- **STORED ROWS**:
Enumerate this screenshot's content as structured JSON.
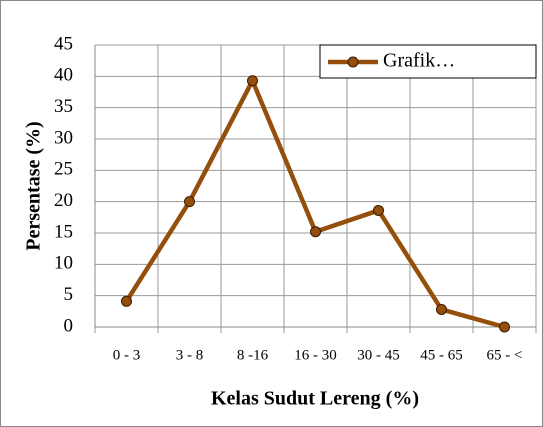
{
  "chart_data": {
    "type": "line",
    "x_label": "Kelas Sudut Lereng (%)",
    "y_label": "Persentase (%)",
    "categories": [
      "0 - 3",
      "3 - 8",
      "8 -16",
      "16 - 30",
      "30 - 45",
      "45 - 65",
      "65 - <"
    ],
    "series": [
      {
        "name": "Grafik…",
        "color": "#954f0d",
        "values": [
          4.1,
          20,
          39.3,
          15.2,
          18.6,
          2.8,
          0
        ]
      }
    ],
    "ylim": [
      0,
      45
    ],
    "yticks": [
      0,
      5,
      10,
      15,
      20,
      25,
      30,
      35,
      40,
      45
    ],
    "grid": true,
    "legend": "top-right"
  }
}
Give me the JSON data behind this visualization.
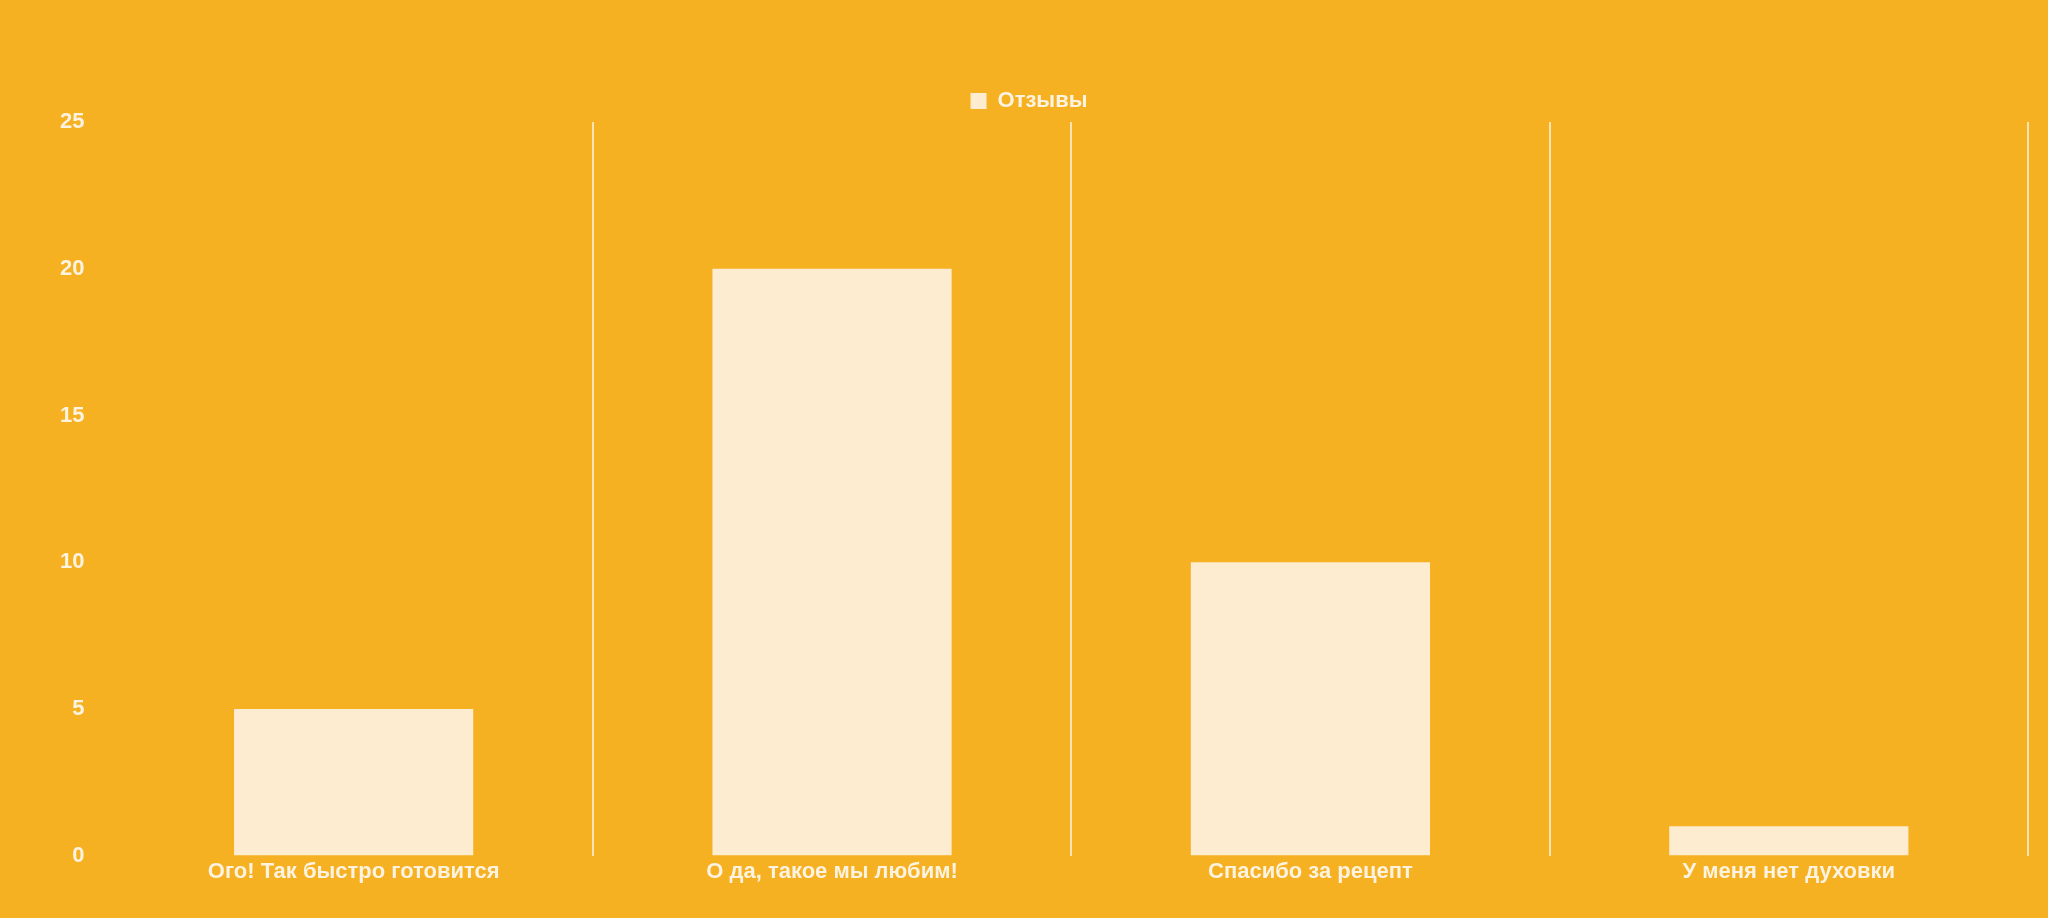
{
  "chart_data": {
    "type": "bar",
    "categories": [
      "Ого! Так быстро готовится",
      "О да, такое мы любим!",
      "Спасибо за рецепт",
      "У меня нет духовки"
    ],
    "series": [
      {
        "name": "Отзывы",
        "color": "#fdeccf",
        "values": [
          5,
          20,
          10,
          1
        ]
      }
    ],
    "ylim": [
      0,
      25
    ],
    "yticks": [
      0,
      5,
      10,
      15,
      20,
      25
    ],
    "grid": "x",
    "legend": "top"
  }
}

- **EXERCISE PROMPT**: Nothing but the lines from the one holding "Give me the" to the end of the entries above should be echoed, exactly and with both ends included; omit the pictures.

- **FINISHED ANSWER**:
Give me the JSON data behind this visualization.
{
  "chart_data": {
    "type": "bar",
    "categories": [
      "Ого! Так быстро готовится",
      "О да, такое мы любим!",
      "Спасибо за рецепт",
      "У меня нет духовки"
    ],
    "series": [
      {
        "name": "Отзывы",
        "color": "#fdeccf",
        "values": [
          5,
          20,
          10,
          1
        ]
      }
    ],
    "ylim": [
      0,
      25
    ],
    "yticks": [
      0,
      5,
      10,
      15,
      20,
      25
    ],
    "grid": "x",
    "legend": "top"
  }
}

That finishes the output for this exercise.